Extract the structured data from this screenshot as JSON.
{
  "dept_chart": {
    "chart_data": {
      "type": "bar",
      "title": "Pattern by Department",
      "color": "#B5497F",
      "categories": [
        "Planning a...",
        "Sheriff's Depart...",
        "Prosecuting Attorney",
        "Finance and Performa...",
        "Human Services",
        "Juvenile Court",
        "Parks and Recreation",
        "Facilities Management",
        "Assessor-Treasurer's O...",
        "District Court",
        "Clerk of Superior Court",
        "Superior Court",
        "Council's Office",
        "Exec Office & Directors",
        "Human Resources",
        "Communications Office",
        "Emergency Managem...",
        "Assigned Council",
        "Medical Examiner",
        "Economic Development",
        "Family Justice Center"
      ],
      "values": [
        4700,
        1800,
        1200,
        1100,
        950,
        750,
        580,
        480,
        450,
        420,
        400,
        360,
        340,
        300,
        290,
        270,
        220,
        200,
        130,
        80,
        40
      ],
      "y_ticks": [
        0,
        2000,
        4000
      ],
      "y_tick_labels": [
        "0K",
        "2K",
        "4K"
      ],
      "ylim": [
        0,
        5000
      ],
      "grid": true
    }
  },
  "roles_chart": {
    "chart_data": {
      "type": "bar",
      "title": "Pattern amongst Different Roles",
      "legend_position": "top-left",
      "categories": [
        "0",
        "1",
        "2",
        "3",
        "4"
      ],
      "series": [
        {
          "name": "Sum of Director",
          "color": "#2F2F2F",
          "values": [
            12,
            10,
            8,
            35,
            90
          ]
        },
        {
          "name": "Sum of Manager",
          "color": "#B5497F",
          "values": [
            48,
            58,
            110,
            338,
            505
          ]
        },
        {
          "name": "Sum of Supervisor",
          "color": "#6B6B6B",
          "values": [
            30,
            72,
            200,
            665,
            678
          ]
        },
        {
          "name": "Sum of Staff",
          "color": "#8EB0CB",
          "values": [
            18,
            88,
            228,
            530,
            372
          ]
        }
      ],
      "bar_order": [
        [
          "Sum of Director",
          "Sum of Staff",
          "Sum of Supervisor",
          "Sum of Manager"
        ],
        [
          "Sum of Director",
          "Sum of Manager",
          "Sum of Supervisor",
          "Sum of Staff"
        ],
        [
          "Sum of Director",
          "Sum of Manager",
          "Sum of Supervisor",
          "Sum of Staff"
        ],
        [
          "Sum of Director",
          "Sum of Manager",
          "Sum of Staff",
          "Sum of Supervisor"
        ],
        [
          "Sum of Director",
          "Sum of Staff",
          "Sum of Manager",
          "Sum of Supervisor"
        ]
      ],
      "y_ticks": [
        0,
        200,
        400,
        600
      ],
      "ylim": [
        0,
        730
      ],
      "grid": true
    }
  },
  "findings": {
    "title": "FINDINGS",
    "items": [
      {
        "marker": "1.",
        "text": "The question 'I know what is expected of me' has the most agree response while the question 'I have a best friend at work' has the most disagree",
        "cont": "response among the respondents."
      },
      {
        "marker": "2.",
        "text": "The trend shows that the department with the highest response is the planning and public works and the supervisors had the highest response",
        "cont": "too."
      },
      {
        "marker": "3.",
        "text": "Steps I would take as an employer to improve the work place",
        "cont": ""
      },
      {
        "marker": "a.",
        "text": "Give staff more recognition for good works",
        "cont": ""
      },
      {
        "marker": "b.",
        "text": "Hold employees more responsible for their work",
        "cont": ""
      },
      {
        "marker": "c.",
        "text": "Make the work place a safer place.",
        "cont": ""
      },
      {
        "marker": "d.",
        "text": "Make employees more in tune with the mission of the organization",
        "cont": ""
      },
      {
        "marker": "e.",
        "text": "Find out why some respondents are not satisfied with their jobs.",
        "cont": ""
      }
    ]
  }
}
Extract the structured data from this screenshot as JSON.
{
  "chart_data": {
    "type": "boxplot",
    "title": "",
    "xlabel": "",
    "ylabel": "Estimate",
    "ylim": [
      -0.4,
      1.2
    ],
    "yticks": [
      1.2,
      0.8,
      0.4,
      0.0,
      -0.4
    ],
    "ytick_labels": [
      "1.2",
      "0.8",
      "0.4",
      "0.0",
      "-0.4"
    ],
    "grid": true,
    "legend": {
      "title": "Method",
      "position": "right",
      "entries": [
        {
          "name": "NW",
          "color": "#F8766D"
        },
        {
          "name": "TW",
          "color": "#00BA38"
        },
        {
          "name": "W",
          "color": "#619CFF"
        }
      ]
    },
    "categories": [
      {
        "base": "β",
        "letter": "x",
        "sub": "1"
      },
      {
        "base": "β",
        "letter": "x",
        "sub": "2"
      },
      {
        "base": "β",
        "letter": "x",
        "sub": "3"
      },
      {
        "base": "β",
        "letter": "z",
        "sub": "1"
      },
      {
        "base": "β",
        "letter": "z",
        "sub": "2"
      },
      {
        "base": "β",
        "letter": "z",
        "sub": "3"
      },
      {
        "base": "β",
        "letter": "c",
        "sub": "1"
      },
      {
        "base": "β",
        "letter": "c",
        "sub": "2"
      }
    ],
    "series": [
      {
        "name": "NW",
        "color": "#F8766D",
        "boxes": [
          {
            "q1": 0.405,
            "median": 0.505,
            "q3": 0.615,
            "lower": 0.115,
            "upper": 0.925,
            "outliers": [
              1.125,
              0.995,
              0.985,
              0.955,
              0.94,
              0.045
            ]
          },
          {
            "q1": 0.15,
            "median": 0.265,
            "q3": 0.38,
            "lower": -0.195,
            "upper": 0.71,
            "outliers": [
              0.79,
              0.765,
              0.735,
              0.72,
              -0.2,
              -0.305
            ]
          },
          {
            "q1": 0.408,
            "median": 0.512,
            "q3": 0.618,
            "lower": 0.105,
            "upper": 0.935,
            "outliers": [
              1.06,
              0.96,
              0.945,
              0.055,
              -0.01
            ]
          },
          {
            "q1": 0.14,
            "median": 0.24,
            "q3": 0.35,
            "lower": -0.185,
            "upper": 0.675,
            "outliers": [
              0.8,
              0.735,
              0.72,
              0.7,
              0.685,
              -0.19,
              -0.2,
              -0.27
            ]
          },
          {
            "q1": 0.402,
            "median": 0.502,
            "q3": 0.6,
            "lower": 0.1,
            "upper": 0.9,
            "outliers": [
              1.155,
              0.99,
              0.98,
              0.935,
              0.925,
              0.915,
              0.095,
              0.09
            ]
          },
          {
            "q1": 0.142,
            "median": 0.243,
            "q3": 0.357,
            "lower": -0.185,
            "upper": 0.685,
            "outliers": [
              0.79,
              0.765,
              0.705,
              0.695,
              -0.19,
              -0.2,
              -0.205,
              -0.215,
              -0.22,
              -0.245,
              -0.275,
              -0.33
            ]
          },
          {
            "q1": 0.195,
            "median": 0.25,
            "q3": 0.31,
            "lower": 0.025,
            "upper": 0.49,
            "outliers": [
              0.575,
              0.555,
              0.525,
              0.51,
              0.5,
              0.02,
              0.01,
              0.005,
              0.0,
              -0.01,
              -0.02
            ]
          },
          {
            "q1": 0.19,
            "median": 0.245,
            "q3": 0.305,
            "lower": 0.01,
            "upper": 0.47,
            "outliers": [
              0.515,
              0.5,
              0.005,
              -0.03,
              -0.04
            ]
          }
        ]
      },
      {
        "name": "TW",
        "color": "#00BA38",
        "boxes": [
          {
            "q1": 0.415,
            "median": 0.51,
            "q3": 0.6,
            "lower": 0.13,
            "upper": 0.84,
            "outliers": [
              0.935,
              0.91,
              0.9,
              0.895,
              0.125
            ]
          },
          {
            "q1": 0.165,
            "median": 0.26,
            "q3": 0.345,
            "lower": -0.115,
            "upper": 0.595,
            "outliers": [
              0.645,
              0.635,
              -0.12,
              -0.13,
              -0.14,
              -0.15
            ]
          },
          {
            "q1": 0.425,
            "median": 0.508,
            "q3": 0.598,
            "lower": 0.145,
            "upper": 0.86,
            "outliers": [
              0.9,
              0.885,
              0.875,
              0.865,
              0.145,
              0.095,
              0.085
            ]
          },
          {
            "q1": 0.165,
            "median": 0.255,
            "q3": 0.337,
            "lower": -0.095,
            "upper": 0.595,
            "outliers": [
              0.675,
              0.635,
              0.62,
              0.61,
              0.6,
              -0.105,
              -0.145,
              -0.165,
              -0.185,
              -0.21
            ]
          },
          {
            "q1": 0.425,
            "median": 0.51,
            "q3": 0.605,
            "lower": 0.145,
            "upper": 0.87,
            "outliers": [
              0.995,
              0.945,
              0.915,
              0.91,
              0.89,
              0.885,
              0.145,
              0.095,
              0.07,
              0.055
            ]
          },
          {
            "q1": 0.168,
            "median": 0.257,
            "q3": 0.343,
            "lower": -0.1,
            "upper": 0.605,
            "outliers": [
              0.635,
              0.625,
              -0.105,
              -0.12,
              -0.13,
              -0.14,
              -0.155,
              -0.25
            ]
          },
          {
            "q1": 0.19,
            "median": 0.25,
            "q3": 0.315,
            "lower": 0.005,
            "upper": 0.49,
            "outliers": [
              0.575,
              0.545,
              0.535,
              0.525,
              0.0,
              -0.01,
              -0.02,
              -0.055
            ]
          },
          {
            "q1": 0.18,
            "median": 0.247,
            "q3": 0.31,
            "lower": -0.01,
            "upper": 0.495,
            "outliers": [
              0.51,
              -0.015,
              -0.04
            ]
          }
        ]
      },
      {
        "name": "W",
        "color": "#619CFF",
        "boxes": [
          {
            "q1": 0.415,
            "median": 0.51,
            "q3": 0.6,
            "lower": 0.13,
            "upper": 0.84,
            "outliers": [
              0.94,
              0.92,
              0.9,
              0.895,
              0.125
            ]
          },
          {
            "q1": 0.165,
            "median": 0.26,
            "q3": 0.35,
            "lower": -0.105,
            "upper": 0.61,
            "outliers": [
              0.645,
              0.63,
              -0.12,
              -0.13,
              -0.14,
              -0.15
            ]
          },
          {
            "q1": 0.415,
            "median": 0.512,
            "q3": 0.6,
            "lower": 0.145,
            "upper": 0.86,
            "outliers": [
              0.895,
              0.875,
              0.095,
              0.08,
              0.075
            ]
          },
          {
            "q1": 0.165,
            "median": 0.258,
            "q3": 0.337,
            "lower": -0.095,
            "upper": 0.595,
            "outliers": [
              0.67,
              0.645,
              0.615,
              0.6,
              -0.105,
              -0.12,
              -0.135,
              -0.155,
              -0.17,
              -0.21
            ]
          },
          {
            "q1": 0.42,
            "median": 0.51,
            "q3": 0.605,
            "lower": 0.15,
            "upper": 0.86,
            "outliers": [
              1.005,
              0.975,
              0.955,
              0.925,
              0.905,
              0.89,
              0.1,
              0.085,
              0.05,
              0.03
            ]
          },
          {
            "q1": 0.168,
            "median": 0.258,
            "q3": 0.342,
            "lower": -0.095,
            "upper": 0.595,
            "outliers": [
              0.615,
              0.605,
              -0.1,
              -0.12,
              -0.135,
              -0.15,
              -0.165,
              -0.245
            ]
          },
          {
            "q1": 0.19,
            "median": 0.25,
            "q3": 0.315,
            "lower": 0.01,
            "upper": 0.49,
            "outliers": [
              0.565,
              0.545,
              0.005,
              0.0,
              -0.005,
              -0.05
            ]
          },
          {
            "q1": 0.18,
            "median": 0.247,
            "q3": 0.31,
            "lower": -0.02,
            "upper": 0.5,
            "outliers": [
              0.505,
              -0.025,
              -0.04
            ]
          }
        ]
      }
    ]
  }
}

• • • • •

* _Set exercise_:
In the listing, how many lines hold "their"? Answer with a bare number.

* _Response to the exercise_:
2